Furthermore, when metadata is composed as is when combining two or more documents, there are cases where information of a search target becomes redundant, and information that has not appeared after the composition remains as metadata. This causes a problem in that the information that has not appeared is picked up by the search and causes confusion on the part of the user, thereby failing to provide metadata with correct information to the user.
An object of the present invention is to provide a document processing apparatus and a search method that achieve efficient searches of objects by using metadata.
According to one aspect of the present invention, there is provided a document processing apparatus that processes a plurality of pieces of document data, the apparatus comprising: a holding unit that holds document data including object data and metadata; a detection unit that detects overlapping of objects included in the document data; an addition unit that adds information regarding the overlapping of objects detected by the detection unit to the metadata of the objects included in the document data; a setting unit that allows a user to set search conditions including a condition regarding the overlapping of objects; a search unit that searches for an object that satisfies the search conditions set in the setting unit based on the metadata to which the information regarding the overlapping has been added; and an output unit that outputs a result of the search performed by the search unit.
According to another aspect of the present invention, there is provided a search method carried out by a document processing apparatus that processes a plurality of pieces of document data, the method comprising: detecting overlapping of objects included in the document data; adding information indicating the overlapping of objects detected to metadata of the objects included in the document data held in a holding unit; allowing a user to set search conditions including a condition regarding the overlapping of objects; searching for an object that satisfies the search conditions set based on the metadata to which the information regarding the overlapping has been added; and outputting a result of the search.
Further features of the present invention will become apparent from the following description of exemplary embodiments with reference to the attached drawings.
Preferred embodiment for carrying out the present invention shall be described in detail hereinafter with reference to the drawings.
<System Configuration>
The MFP 1, the MFP 2, and the MFP 3 can communicate with each other using network protocols. These MFPs connected via the LAN do not necessarily have to be limited physically to the arrangement as described above. Devices other than the MFPs (for example, PCs, various servers, and printers) may also be connected to the LAN. In the present invention, it is not necessary for a plurality of MFPs to be connected to the network.
<Control Unit Configuration>
A CPU 205 is a central processing unit for controlling the overall MFP. A RAM 206 is a system work memory for the CPU 205 to operate, and is also an image memory for temporarily storing input image data. Furthermore, a ROM 207 is a boot ROM, in which a system boot program is stored. An HDD 208 is a hard disk drive, and stores system software for various processing, input image data, and the like.
An operation unit I/F 209 is an interface unit for an operation unit 210 having a display screen capable of displaying, for example, image data, and outputs operation screen data to the operation unit 210. The operation unit I/F 209 also serves to transmit information inputted by an operator from the operation unit 210 to the CPU 205. The network I/F 211 is realized, for example, using a LAN card, and is connected to the LAN 203 to carry out the input and output of information to and from external devices. A modem 212 is connected to the public line 204, and carries out input and output of information to and from external devices. These units are disposed on a system bus 213.
An image bus I/F 214 is an interface for connecting the system bus 213 with an image bus 215 that transfers image data with at high speed, and is a bus bridge that converts data structures. A raster image processor 216, a device I/F 217, a scanner image processing unit 218, a printer image processing unit 219, an image-edit image processing unit 220, and a color management module 230 are connected to the image bus 215.

[Layout element annotations]

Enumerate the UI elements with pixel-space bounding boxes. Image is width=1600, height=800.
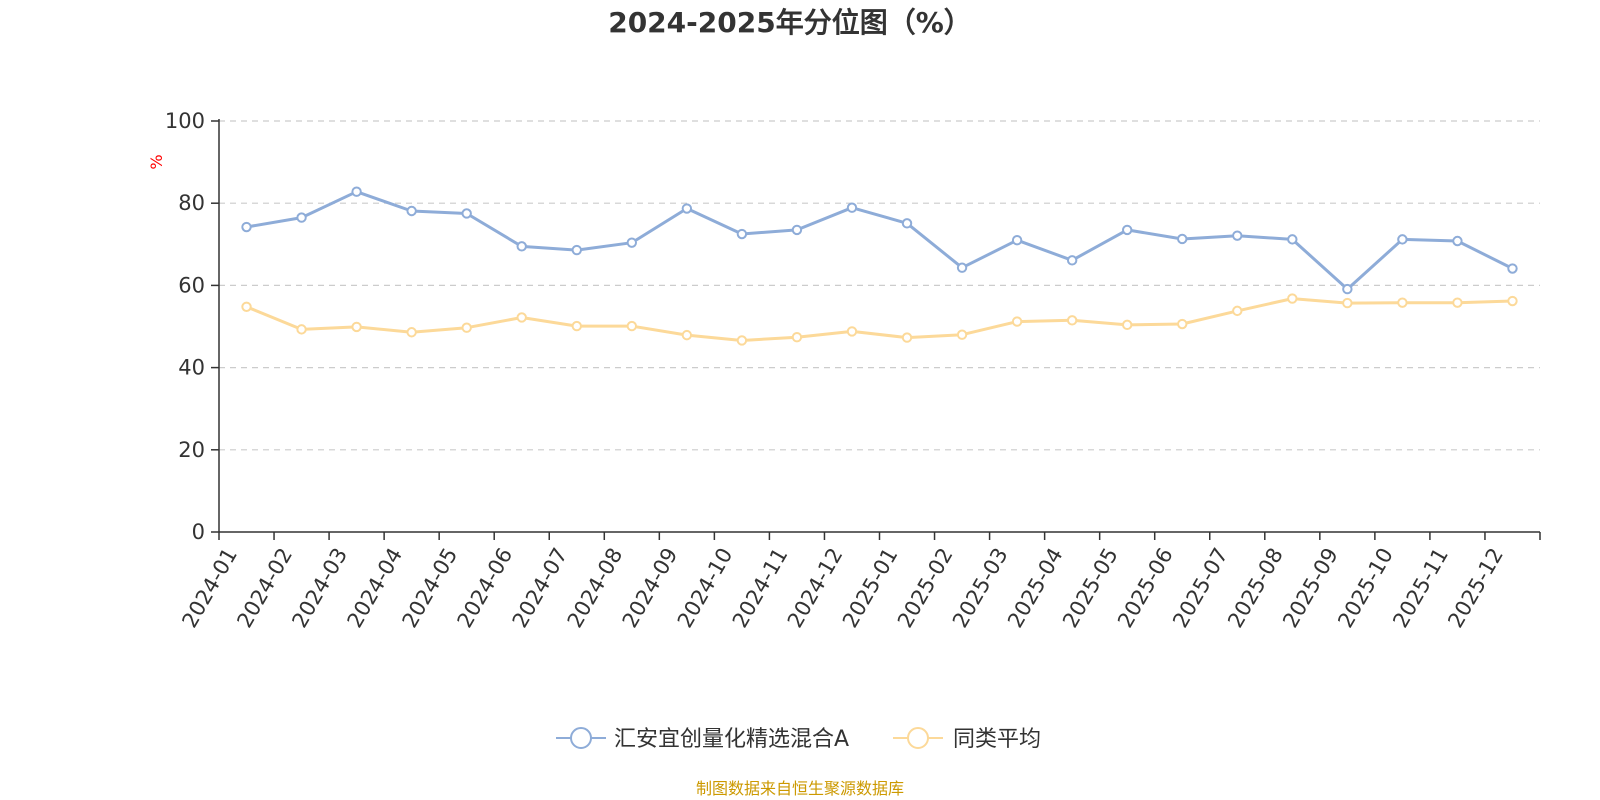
grid-lines — [219, 120, 1540, 451]
series-2-point[interactable] — [626, 320, 638, 332]
series-1-point[interactable] — [461, 208, 472, 219]
series-1-point[interactable] — [1452, 235, 1463, 247]
series-2-point[interactable] — [1232, 305, 1243, 317]
series-2-point[interactable] — [351, 321, 362, 333]
series-1-point[interactable] — [1287, 234, 1298, 245]
series-1-point[interactable] — [736, 228, 748, 240]
y-tick-label: 100 — [165, 109, 205, 133]
series-2-point[interactable] — [516, 312, 527, 323]
series-1-point[interactable] — [1011, 234, 1023, 246]
x-tick-label: 2025-12 — [1443, 544, 1508, 632]
series-1-point[interactable] — [1121, 224, 1133, 236]
series-line-2 — [245, 297, 1513, 342]
y-tick-label: 20 — [178, 438, 205, 462]
series-1-point[interactable] — [681, 203, 693, 214]
legend-marker-icon — [570, 727, 592, 749]
series-1-point[interactable] — [241, 221, 252, 233]
series-2-point[interactable] — [1011, 316, 1023, 327]
series-2-point[interactable] — [1121, 319, 1133, 331]
series-2-point[interactable] — [1397, 297, 1408, 308]
series-1-point[interactable] — [1232, 230, 1243, 241]
series-1-point[interactable] — [846, 202, 858, 213]
legend-label-series-2: 同类平均 — [953, 727, 1041, 752]
series-1-point[interactable] — [516, 241, 527, 252]
series-2-point[interactable] — [956, 329, 968, 340]
y-tick-label: 60 — [178, 273, 205, 297]
series-2-point[interactable] — [1287, 293, 1298, 304]
axes — [211, 119, 1541, 540]
y-tick-label: 40 — [178, 356, 205, 380]
series-2-point[interactable] — [241, 301, 252, 312]
series-1-point[interactable] — [1397, 234, 1408, 245]
series-1-point[interactable] — [791, 224, 803, 236]
series-1-point[interactable] — [406, 205, 417, 217]
legend-label-series-1: 汇安宜创量化精选混合A — [614, 727, 849, 752]
y-tick-label: 0 — [192, 520, 205, 544]
series-2-point[interactable] — [736, 335, 748, 346]
legend[interactable]: 汇安宜创量化精选混合A 同类平均 — [556, 727, 1041, 752]
y-axis-unit-label: % — [147, 154, 166, 169]
series-2-point[interactable] — [461, 322, 472, 333]
series-2-point[interactable] — [1452, 297, 1463, 308]
series-1-point[interactable] — [956, 262, 968, 273]
series-2-point[interactable] — [296, 324, 307, 335]
series-2-point[interactable] — [1066, 315, 1078, 326]
series-lines — [241, 186, 1518, 346]
series-1-point[interactable] — [626, 237, 638, 248]
chart-title: 2024-2025年分位图（%） — [608, 6, 972, 39]
legend-marker-icon — [907, 727, 929, 749]
series-2-point[interactable] — [681, 329, 693, 341]
series-2-point[interactable] — [1507, 295, 1518, 307]
legend-item-series-2[interactable]: 同类平均 — [893, 727, 1041, 752]
source-note: 制图数据来自恒生聚源数据库 — [696, 779, 904, 798]
series-2-point[interactable] — [846, 326, 858, 337]
series-2-point[interactable] — [1342, 297, 1353, 309]
series-2-point[interactable] — [571, 320, 582, 332]
legend-item-series-1[interactable]: 汇安宜创量化精选混合A — [556, 727, 849, 752]
series-line-1 — [246, 190, 1514, 291]
series-2-point[interactable] — [901, 332, 913, 343]
series-1-point[interactable] — [1177, 233, 1188, 245]
series-1-point[interactable] — [1342, 283, 1353, 295]
y-tick-label: 80 — [178, 191, 205, 215]
x-tick-labels: 2024-012024-022024-032024-042024-052024-… — [177, 544, 1508, 632]
series-1-point[interactable] — [1507, 263, 1518, 274]
series-2-point[interactable] — [406, 327, 417, 338]
series-1-point[interactable] — [571, 244, 582, 256]
y-tick-labels: 0 20 40 60 80 100 — [165, 109, 205, 544]
series-1-point[interactable] — [351, 186, 362, 197]
series-1-point[interactable] — [296, 212, 307, 223]
series-2-point[interactable] — [1177, 318, 1188, 330]
series-2-point[interactable] — [791, 331, 803, 343]
series-1-point[interactable] — [901, 218, 913, 229]
series-1-point[interactable] — [1066, 255, 1078, 266]
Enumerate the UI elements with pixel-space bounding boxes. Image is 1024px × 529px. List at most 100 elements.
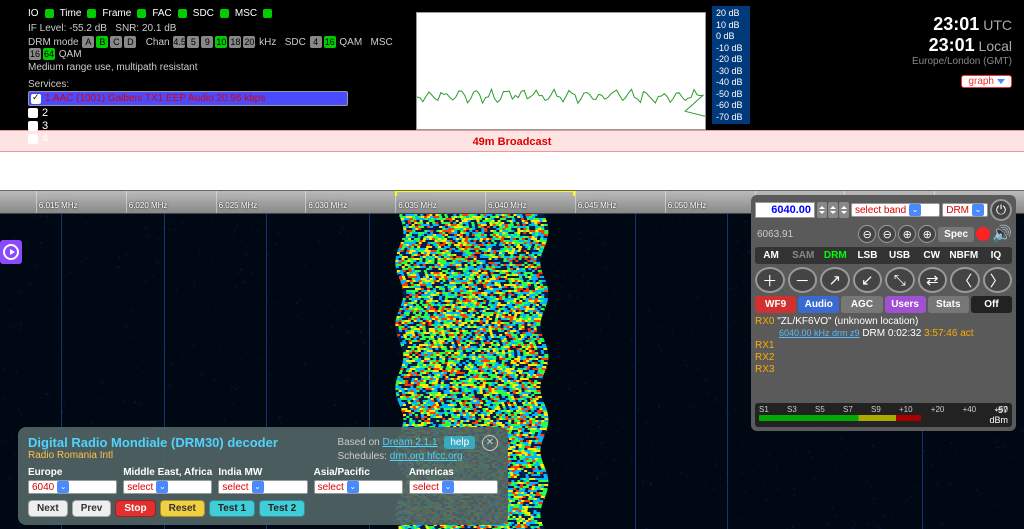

• [Written exercise 1]:
Pick out every line of the entries that contains the word "Enumerate" and copy those lines.
• [Written exercise 2]:
Proceed with the passage on the document processing apparatus, picking up after its last sentence.
The entries have no connection to the passage about the document processing apparatus.

• [Exercise answer 1]:
Enumerate the UI elements with pixel-space bounding boxes. Image is width=1600, height=800.
Enumerate the UI elements with pixel-space bounding boxes. Image is 1024px × 529px. List at most 100 elements.

• [Exercise answer 2]:
The raster image processor (RIP) 216 develops a page description language (PDL) code and vector data to be mentioned later into images. The device I/F 217 connects the scanner 201 and the printer engine 202 with the control unit 200, and carries out synchronous/asynchronous conversion of image data.
The scanner image processing unit 218 carries out various processing such as correcting, processing, and editing image data inputted from the scanner 201. In accordance with the printer engine, the printer image processing unit 219 carries out processing such as correction and resolution conversion on the image data to be output in print. The image-edit image processing unit 220 carries out various image processing such as image data rotation and image data compression and decompression. The CMM 230 is a specialized hardware module that carries out color conversion processing (also called color space conversion processing) on the image data based on a profile, calibration data, or the like.
The profile mentioned here is information such as a function for converting color image data expressed by a device-dependent color space into a device-independent color space (for example, Lab). Meanwhile, the calibration data mentioned here is data for adjusting color reproduction characteristics in the scanner 201 and the printer engine 202.
First, in step S301, block selection processing (region division processing) is carried out for the bitmap image to which the command of vectorization is made. In the block selection processing, the input raster image data is analyzed, each mass of objects included in the image is divided into block-shaped regions, and attributes of each block are determined and classified. The attributes include characters (TEXT), images (PHOTO), lines (LINE), graphic symbols (PICTURE), and tables (TABLE). At this time, layout information of the each block region is also created.
In steps S302 to S305, processing necessary for vectorization is carried out for each of the blocks into which the image was divided in step S301. OCR (optical character recognition) processing is carried out for the blocks determined as the text attribute and for text images included in the table attribute blocks, (step S302). Then, for the text blocks processed by OCR, a size, a style, and a character style of the text are further recognized, and vectorization processing that converts the text in the input image into visually precise font data is carried out (step S303). Although vector data is created by combining the OCR results and font data in the example shown here, the creation method is not limited thereto, and vector data of the text contour may be created by using the contours of the text image (outlining processing). It is particularly desirable to use vector data created from the contours of the text as graphic data, when the amount of similarities in the OCR result is low.
In step S303, vectorization processing is also carried out for line blocks, graphic symbol blocks, and table blocks by outlining. That is, by carrying out contour tracking processing and straight-line approximation processing/curve approximation processing for the line image and ruling lines of the graphic symbols and tables, bitmap image of such regions is converted into vector information. Also, for the table blocks, analysis of the table configuration (number of columns/rows, and cell arrangement) is carried out. Meanwhile, for the image blocks, the image data of each region is compressed as a different JPEG file, and image information relating to the image blocks is created (step S304).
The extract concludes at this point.